Reproduce each line exactly. Skip none.

◆ Dataset records ◆
══════════════════════════════
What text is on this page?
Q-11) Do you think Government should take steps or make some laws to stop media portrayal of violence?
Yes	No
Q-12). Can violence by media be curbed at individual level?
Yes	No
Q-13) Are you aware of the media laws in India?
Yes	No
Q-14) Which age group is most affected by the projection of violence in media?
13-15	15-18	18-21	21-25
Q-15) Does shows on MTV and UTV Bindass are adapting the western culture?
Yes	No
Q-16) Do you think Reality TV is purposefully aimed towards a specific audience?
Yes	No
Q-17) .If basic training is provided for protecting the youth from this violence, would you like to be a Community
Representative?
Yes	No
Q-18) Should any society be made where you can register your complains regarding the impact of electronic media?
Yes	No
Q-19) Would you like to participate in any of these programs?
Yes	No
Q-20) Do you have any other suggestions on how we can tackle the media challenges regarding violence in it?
══════════════════════════════
◆ Final answer ◆
What text is on this page?
Q-11) Do you think Government should take steps or make some laws to stop media portrayal of violence?
Yes	No
Q-12). Can violence by media be curbed at individual level?
Yes	No
Q-13) Are you aware of the media laws in India?
Yes	No
Q-14) Which age group is most affected by the projection of violence in media?
13-15	15-18	18-21	21-25
Q-15) Does shows on MTV and UTV Bindass are adapting the western culture?
Yes	No
Q-16) Do you think Reality TV is purposefully aimed towards a specific audience?
Yes	No
Q-17) .If basic training is provided for protecting the youth from this violence, would you like to be a Community
Representative?
Yes	No
Q-18) Should any society be made where you can register your complains regarding the impact of electronic media?
Yes	No
Q-19) Would you like to participate in any of these programs?
Yes	No
Q-20) Do you have any other suggestions on how we can tackle the media challenges regarding violence in it?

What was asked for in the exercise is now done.